• [TEXT BLOCK]
● ● ●

Both Kay and I loved the salsa. We both like spice, and this one was a fantastic blend of tangy tomatoes, sweet red peppers and the heat of the chillies coming through beautifully, with the ocasional fresh taste of herby oregano and coriander. Pretty much most of the produce in this recipe was from the garden too, can't get more local that that. Kay was pretty impressed by the first ever attempt of mine, and I think I've definitely hit on a winner.
As is my habit, I put aside a little bit for us to eat straightaway before canning the rest and we experimented with having the salsa with not just tortilla chips, but also as part of a canape made of teeny buttered toast pieces, homemade canned salmon made by Kay's brother with the fish caught by him too, and this salsa. The combination was just terrific, and I am so pleased with myself (insert self-satisfied smirk and a request for pat-on-the-back here please :-))

● ● ●

• [GIVEN INFORMATION]
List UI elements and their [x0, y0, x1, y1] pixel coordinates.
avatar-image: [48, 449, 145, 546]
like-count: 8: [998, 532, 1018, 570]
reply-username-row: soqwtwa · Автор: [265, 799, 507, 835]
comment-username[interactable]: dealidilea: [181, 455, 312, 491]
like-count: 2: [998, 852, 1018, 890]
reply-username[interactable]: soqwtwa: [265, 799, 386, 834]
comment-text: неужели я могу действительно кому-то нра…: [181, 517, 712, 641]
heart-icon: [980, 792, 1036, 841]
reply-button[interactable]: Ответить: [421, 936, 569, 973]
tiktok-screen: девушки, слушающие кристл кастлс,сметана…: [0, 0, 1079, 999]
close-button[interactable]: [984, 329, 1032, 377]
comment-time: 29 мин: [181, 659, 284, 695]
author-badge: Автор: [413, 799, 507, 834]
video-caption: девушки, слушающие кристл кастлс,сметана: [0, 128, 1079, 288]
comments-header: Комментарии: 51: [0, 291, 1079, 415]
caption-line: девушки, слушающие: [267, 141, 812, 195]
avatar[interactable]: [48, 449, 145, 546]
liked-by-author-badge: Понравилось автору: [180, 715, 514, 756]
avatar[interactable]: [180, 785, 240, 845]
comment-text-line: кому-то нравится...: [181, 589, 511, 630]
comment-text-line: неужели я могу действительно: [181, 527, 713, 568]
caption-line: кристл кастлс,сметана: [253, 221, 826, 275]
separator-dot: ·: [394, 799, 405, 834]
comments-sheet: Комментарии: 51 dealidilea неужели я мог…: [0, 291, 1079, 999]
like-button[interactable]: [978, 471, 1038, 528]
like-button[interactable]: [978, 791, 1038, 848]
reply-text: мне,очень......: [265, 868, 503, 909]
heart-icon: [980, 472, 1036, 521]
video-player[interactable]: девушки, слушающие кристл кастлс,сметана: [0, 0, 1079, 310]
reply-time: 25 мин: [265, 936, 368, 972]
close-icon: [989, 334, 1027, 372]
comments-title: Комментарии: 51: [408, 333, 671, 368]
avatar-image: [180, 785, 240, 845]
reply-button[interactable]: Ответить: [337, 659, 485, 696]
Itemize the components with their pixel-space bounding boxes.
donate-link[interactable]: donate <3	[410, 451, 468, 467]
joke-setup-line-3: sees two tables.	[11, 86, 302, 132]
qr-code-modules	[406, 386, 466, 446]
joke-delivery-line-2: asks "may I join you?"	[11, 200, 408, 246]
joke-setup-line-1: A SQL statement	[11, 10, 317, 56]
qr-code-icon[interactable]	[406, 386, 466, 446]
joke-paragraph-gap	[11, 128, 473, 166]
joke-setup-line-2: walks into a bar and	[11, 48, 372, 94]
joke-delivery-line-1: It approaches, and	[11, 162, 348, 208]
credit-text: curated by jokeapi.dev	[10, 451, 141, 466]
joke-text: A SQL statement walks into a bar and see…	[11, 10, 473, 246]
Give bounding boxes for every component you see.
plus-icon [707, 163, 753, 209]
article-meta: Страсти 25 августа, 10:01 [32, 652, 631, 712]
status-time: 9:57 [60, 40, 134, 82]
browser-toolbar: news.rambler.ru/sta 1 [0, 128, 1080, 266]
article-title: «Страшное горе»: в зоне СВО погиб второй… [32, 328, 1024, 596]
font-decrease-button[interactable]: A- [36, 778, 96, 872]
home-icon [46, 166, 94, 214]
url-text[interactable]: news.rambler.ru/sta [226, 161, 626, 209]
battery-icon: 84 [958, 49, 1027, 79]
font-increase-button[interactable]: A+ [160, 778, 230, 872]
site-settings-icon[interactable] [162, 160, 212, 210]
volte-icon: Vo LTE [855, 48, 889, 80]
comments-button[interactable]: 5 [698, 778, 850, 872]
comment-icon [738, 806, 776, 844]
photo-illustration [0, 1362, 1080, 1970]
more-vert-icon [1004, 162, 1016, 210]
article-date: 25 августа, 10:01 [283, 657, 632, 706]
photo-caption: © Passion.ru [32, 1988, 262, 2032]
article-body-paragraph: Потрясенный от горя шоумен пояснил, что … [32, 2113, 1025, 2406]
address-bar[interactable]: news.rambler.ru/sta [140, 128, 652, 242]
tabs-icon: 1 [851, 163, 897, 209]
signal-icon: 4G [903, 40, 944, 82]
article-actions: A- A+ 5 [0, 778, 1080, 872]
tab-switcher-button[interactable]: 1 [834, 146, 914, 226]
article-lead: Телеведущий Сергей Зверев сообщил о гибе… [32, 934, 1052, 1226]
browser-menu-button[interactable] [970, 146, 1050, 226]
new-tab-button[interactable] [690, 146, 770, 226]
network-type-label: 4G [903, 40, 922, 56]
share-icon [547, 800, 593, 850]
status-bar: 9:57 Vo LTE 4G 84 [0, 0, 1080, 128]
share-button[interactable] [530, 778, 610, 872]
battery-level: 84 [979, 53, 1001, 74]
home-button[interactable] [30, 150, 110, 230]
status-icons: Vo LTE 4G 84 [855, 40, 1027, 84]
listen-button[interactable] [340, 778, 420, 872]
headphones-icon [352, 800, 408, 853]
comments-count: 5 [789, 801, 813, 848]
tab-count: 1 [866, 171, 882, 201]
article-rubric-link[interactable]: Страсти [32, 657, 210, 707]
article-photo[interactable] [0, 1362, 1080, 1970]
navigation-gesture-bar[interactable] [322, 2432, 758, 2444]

● ● ●

• [EXERCISE INSTRUCTIONS]
- 1) From the salsa text above, write out the passage from "Both Kay and" up to and including "on a winner." with no changes.
- 2) According to the salsa text above, why did Kay and the writer both love the salsa? Answer in one to three sentences.

• [TASK-BY-TASK RESULTS]
- 1)
Both Kay and I loved the salsa. We both like spice, and this one was a fantastic blend of tangy tomatoes, sweet red peppers and the heat of the chillies coming through beautifully, with the ocasional fresh taste of herby oregano and coriander. Pretty much most of the produce in this recipe was from the garden too, can't get more local that that. Kay was pretty impressed by the first ever attempt of mine, and I think I've definitely hit on a winner.

- 2) They both like spice, and this salsa blended tangy tomatoes, sweet red peppers and the heat of the chillies. Fresh, herby notes of oregano and coriander also came through.